Stored data
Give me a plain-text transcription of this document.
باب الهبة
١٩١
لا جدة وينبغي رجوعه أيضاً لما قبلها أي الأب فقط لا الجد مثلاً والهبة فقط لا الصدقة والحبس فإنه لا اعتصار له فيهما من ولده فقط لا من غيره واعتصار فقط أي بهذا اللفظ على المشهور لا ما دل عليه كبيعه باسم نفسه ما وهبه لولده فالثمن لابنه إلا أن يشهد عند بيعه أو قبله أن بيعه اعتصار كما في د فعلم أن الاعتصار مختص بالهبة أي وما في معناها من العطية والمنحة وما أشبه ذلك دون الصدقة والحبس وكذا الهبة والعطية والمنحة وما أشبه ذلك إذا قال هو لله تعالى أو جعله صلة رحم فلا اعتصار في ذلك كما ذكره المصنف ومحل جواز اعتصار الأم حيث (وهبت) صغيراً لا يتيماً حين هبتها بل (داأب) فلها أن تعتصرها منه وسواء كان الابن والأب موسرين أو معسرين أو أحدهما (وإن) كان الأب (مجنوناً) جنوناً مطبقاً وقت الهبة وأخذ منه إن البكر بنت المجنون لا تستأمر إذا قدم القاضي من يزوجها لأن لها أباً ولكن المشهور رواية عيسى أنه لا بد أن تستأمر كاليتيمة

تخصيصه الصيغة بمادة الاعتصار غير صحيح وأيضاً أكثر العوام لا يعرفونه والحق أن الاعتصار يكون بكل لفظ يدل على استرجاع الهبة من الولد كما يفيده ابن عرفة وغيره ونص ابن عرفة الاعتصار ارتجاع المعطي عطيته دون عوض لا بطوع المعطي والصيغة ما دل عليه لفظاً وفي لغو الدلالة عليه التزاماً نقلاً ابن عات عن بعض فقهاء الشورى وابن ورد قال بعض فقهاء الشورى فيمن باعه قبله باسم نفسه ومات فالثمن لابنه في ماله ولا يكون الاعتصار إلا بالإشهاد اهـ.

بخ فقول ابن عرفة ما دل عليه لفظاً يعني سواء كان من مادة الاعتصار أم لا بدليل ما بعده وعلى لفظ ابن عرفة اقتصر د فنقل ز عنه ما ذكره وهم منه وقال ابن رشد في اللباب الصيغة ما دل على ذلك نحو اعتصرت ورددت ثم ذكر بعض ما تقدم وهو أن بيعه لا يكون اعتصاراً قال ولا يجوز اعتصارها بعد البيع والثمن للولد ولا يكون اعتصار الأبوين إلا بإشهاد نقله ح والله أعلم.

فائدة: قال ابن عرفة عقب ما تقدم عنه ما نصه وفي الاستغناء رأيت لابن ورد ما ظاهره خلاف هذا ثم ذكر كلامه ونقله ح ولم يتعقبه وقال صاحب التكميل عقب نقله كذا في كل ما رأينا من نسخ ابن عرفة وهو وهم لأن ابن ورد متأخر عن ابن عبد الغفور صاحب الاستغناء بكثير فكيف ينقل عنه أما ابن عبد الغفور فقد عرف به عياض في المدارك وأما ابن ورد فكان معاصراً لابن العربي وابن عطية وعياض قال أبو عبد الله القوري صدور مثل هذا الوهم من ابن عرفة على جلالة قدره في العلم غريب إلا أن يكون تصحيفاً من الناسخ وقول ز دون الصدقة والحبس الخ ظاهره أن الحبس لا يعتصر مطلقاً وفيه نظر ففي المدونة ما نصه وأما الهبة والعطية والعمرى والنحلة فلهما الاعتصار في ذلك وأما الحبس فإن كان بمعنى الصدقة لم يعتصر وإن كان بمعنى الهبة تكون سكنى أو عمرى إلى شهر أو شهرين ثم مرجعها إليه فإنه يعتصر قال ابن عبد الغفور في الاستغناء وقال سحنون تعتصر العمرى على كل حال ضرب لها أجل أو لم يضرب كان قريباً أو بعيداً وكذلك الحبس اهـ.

Task statement
Take the lines above and print them exactly.

Full solution
Give me a plain-text transcription of this document.
باب الهبة
١٩١
لا جدة وينبغي رجوعه أيضاً لما قبلها أي الأب فقط لا الجد مثلاً والهبة فقط لا الصدقة والحبس فإنه لا اعتصار له فيهما من ولده فقط لا من غيره واعتصار فقط أي بهذا اللفظ على المشهور لا ما دل عليه كبيعه باسم نفسه ما وهبه لولده فالثمن لابنه إلا أن يشهد عند بيعه أو قبله أن بيعه اعتصار كما في د فعلم أن الاعتصار مختص بالهبة أي وما في معناها من العطية والمنحة وما أشبه ذلك دون الصدقة والحبس وكذا الهبة والعطية والمنحة وما أشبه ذلك إذا قال هو لله تعالى أو جعله صلة رحم فلا اعتصار في ذلك كما ذكره المصنف ومحل جواز اعتصار الأم حيث (وهبت) صغيراً لا يتيماً حين هبتها بل (داأب) فلها أن تعتصرها منه وسواء كان الابن والأب موسرين أو معسرين أو أحدهما (وإن) كان الأب (مجنوناً) جنوناً مطبقاً وقت الهبة وأخذ منه إن البكر بنت المجنون لا تستأمر إذا قدم القاضي من يزوجها لأن لها أباً ولكن المشهور رواية عيسى أنه لا بد أن تستأمر كاليتيمة

تخصيصه الصيغة بمادة الاعتصار غير صحيح وأيضاً أكثر العوام لا يعرفونه والحق أن الاعتصار يكون بكل لفظ يدل على استرجاع الهبة من الولد كما يفيده ابن عرفة وغيره ونص ابن عرفة الاعتصار ارتجاع المعطي عطيته دون عوض لا بطوع المعطي والصيغة ما دل عليه لفظاً وفي لغو الدلالة عليه التزاماً نقلاً ابن عات عن بعض فقهاء الشورى وابن ورد قال بعض فقهاء الشورى فيمن باعه قبله باسم نفسه ومات فالثمن لابنه في ماله ولا يكون الاعتصار إلا بالإشهاد اهـ.

بخ فقول ابن عرفة ما دل عليه لفظاً يعني سواء كان من مادة الاعتصار أم لا بدليل ما بعده وعلى لفظ ابن عرفة اقتصر د فنقل ز عنه ما ذكره وهم منه وقال ابن رشد في اللباب الصيغة ما دل على ذلك نحو اعتصرت ورددت ثم ذكر بعض ما تقدم وهو أن بيعه لا يكون اعتصاراً قال ولا يجوز اعتصارها بعد البيع والثمن للولد ولا يكون اعتصار الأبوين إلا بإشهاد نقله ح والله أعلم.

فائدة: قال ابن عرفة عقب ما تقدم عنه ما نصه وفي الاستغناء رأيت لابن ورد ما ظاهره خلاف هذا ثم ذكر كلامه ونقله ح ولم يتعقبه وقال صاحب التكميل عقب نقله كذا في كل ما رأينا من نسخ ابن عرفة وهو وهم لأن ابن ورد متأخر عن ابن عبد الغفور صاحب الاستغناء بكثير فكيف ينقل عنه أما ابن عبد الغفور فقد عرف به عياض في المدارك وأما ابن ورد فكان معاصراً لابن العربي وابن عطية وعياض قال أبو عبد الله القوري صدور مثل هذا الوهم من ابن عرفة على جلالة قدره في العلم غريب إلا أن يكون تصحيفاً من الناسخ وقول ز دون الصدقة والحبس الخ ظاهره أن الحبس لا يعتصر مطلقاً وفيه نظر ففي المدونة ما نصه وأما الهبة والعطية والعمرى والنحلة فلهما الاعتصار في ذلك وأما الحبس فإن كان بمعنى الصدقة لم يعتصر وإن كان بمعنى الهبة تكون سكنى أو عمرى إلى شهر أو شهرين ثم مرجعها إليه فإنه يعتصر قال ابن عبد الغفور في الاستغناء وقال سحنون تعتصر العمرى على كل حال ضرب لها أجل أو لم يضرب كان قريباً أو بعيداً وكذلك الحبس اهـ.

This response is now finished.